* Challenge *
Wherever the word "this" appears in the entries, copy the whole line.

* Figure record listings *
⟨

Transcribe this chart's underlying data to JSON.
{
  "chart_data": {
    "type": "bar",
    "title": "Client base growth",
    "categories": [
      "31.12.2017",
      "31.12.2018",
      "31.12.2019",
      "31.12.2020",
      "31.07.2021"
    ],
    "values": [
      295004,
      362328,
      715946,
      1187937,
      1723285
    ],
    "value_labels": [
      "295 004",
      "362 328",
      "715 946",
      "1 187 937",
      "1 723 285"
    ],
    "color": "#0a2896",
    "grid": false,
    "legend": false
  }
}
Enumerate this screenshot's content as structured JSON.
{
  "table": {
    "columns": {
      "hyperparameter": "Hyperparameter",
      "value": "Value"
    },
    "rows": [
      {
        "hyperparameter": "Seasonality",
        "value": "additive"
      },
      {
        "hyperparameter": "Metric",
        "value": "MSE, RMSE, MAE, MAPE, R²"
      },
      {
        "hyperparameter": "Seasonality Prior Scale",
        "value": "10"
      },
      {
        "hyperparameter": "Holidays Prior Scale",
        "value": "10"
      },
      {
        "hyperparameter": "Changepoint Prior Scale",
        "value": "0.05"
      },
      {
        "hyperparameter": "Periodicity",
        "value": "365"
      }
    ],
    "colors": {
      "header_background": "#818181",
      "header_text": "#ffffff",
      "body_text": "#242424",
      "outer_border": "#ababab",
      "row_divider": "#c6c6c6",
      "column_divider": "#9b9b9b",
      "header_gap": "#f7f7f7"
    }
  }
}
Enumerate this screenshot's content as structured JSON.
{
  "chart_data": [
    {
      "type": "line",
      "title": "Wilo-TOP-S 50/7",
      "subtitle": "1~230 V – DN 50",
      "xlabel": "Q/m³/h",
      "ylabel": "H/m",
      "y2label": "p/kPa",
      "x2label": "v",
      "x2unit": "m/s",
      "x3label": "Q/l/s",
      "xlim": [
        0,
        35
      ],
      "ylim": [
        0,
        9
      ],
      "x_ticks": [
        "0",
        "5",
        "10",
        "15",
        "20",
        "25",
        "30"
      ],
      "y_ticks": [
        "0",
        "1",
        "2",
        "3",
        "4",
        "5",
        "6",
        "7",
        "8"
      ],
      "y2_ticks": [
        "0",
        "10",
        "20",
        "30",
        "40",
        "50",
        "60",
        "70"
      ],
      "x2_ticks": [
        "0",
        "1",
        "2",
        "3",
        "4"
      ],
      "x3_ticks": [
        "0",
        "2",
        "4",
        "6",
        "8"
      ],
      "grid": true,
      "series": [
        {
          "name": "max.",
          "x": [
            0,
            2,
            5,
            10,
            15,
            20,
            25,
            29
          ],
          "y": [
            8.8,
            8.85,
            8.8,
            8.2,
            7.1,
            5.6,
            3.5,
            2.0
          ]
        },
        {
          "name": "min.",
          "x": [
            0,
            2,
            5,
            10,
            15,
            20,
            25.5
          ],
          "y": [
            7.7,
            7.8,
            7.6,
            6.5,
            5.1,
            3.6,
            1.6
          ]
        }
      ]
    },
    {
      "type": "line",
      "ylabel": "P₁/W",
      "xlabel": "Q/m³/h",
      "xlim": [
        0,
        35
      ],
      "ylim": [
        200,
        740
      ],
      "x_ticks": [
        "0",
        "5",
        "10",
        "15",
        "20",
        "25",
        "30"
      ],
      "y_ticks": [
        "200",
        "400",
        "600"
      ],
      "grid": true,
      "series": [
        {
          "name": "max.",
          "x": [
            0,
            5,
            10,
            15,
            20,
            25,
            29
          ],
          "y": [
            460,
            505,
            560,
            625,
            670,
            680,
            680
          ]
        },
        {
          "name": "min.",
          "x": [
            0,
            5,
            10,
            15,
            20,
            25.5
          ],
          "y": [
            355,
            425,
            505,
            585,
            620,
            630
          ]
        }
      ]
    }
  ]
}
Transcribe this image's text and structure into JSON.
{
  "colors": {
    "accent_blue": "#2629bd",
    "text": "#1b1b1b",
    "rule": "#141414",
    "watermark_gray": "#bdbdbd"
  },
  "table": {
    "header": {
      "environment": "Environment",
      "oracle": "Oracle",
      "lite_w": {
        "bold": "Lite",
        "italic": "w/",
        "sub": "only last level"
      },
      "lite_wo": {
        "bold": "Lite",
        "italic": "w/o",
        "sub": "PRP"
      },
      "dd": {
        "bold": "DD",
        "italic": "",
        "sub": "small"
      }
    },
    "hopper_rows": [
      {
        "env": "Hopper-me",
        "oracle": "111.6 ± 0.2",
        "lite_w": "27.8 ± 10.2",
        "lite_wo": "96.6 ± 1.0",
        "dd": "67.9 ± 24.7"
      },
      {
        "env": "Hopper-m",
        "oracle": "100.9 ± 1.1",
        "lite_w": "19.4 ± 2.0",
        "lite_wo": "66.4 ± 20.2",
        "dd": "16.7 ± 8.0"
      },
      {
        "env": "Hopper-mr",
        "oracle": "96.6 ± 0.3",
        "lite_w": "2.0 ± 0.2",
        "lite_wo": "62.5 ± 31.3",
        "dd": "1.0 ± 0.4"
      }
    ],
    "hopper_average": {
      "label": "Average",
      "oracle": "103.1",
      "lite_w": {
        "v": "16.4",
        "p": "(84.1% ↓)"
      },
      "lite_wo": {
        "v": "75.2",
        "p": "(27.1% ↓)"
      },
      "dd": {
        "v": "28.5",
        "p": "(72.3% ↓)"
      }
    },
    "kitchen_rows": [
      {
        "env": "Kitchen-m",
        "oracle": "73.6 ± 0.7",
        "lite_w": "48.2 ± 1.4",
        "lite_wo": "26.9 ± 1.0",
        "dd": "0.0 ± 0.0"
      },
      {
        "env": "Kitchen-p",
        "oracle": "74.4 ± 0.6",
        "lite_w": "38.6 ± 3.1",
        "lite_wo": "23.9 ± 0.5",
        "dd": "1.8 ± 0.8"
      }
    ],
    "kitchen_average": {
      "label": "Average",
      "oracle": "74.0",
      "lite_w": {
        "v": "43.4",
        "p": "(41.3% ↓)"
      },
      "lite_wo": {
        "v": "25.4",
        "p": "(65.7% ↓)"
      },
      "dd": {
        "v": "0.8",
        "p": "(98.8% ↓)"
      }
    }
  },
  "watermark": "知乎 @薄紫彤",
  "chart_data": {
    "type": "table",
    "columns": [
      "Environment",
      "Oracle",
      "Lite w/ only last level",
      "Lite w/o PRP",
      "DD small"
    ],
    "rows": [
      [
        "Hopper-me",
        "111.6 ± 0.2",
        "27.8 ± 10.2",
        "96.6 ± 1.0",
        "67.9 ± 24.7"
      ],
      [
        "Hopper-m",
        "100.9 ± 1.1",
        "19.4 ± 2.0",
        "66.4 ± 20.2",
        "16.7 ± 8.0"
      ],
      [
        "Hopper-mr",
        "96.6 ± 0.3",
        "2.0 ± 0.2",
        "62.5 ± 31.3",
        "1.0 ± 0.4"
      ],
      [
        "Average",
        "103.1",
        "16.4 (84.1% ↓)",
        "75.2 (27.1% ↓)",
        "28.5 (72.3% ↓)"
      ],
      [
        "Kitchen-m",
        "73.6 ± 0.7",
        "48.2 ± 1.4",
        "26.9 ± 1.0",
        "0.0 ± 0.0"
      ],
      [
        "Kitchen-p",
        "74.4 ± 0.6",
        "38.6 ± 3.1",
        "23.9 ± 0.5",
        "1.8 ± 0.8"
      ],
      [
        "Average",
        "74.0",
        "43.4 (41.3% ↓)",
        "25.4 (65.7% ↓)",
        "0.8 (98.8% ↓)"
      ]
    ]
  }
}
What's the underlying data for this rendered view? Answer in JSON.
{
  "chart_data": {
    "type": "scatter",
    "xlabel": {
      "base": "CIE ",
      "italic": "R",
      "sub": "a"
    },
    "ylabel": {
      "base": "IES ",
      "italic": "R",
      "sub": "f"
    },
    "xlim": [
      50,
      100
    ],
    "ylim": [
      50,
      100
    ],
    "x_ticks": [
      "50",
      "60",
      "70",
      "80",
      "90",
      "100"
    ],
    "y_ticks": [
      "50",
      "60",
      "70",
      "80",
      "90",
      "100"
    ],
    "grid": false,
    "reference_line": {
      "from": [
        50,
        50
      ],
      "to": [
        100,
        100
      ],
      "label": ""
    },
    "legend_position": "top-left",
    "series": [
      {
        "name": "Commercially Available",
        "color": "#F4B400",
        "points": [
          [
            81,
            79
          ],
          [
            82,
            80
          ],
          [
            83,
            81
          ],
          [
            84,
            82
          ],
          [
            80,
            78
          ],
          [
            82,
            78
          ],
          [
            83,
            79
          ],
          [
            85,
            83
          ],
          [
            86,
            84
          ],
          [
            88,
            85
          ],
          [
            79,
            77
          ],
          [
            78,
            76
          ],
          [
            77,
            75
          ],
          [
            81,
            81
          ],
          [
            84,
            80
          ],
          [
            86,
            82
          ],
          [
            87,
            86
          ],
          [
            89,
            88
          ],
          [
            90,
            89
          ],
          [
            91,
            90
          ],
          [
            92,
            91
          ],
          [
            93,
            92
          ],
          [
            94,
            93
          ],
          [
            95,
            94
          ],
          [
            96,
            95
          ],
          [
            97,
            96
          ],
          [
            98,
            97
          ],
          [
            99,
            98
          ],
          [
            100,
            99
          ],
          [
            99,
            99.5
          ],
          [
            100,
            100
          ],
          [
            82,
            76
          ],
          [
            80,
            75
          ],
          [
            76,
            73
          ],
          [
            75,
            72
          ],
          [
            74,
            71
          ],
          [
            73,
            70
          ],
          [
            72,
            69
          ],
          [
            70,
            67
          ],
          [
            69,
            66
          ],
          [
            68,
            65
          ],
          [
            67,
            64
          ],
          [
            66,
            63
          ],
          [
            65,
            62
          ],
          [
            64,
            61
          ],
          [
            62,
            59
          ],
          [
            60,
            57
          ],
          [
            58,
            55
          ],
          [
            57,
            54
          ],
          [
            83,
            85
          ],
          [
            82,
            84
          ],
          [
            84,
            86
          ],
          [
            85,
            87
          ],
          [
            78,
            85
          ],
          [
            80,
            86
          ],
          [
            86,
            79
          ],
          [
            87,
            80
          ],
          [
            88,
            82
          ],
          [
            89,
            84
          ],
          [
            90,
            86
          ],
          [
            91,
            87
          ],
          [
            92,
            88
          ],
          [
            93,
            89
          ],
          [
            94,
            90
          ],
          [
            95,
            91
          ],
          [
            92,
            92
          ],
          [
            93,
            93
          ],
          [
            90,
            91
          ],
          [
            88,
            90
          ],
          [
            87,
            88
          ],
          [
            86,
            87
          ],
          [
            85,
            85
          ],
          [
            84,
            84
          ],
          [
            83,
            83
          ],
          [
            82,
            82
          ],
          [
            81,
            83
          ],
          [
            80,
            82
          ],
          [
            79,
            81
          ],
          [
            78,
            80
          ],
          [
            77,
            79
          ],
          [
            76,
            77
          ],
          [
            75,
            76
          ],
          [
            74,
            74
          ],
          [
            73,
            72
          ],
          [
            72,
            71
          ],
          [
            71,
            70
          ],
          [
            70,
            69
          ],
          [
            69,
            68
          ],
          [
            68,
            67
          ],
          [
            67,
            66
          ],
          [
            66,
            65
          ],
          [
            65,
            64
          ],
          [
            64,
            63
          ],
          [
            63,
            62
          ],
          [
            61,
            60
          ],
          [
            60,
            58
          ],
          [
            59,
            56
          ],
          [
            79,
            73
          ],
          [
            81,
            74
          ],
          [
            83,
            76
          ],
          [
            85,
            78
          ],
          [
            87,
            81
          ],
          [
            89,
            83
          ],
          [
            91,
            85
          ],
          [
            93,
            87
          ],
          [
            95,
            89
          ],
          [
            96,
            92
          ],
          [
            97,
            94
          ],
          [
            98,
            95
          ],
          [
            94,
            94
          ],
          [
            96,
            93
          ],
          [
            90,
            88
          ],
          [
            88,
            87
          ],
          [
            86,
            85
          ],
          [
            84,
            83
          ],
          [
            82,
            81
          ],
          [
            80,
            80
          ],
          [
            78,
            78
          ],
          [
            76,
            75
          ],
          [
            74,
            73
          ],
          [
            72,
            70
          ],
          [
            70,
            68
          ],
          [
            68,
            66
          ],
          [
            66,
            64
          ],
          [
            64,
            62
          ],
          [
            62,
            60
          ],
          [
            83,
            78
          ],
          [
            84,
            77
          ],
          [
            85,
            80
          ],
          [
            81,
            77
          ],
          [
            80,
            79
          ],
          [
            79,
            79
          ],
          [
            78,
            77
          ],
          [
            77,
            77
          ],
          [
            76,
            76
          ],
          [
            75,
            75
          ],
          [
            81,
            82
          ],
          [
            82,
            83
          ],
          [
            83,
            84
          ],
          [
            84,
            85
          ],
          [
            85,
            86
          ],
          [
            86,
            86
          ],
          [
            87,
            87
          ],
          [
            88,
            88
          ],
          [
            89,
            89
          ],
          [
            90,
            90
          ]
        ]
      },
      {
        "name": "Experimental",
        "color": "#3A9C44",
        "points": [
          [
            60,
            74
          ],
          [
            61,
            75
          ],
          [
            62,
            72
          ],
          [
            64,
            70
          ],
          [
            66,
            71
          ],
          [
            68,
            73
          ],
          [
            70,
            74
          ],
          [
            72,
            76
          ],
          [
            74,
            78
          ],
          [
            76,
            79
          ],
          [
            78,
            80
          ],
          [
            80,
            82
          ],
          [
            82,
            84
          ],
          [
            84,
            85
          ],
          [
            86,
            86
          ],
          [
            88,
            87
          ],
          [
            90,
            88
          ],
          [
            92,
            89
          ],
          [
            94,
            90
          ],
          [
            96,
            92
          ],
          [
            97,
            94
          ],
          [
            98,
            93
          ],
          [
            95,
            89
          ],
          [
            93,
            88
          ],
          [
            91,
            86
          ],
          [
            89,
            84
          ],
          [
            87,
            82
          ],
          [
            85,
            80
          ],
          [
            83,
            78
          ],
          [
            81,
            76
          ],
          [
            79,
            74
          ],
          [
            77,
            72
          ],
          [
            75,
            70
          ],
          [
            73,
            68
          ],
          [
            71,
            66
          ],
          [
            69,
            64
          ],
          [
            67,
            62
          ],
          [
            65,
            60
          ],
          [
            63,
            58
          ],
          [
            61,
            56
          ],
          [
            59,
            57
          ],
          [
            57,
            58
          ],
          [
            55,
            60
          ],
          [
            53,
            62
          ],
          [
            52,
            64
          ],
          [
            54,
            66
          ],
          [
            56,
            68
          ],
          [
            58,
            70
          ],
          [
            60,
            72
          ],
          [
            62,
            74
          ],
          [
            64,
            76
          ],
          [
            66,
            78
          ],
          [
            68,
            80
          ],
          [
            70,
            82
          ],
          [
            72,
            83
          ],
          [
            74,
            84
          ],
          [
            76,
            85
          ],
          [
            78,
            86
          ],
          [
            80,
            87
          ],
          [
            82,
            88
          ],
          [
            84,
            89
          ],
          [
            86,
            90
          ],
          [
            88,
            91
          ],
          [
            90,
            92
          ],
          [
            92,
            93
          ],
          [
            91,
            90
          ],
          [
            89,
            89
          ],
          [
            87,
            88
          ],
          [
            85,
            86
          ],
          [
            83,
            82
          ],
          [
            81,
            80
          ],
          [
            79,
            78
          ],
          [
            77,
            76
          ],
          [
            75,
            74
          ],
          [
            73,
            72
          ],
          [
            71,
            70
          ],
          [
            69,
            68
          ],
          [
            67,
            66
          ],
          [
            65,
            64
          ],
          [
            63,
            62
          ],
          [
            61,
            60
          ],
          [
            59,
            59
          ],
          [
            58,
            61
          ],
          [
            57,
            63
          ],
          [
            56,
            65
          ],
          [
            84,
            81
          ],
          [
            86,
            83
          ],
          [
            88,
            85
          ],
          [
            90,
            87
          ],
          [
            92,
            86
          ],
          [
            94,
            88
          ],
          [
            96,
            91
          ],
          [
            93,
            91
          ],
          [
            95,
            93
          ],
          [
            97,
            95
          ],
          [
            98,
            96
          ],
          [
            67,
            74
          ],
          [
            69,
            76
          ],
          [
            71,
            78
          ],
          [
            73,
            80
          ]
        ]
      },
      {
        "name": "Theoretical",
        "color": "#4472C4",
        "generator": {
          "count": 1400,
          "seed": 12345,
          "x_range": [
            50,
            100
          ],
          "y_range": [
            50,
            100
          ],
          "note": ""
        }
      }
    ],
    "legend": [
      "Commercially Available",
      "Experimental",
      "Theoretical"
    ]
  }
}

⟩

* Solution *
Transcribe this chart's underlying data to JSON.
Enumerate this screenshot's content as structured JSON.
Enumerate this screenshot's content as structured JSON.
Transcribe this image's text and structure into JSON.
What's the underlying data for this rendered view? Answer in JSON.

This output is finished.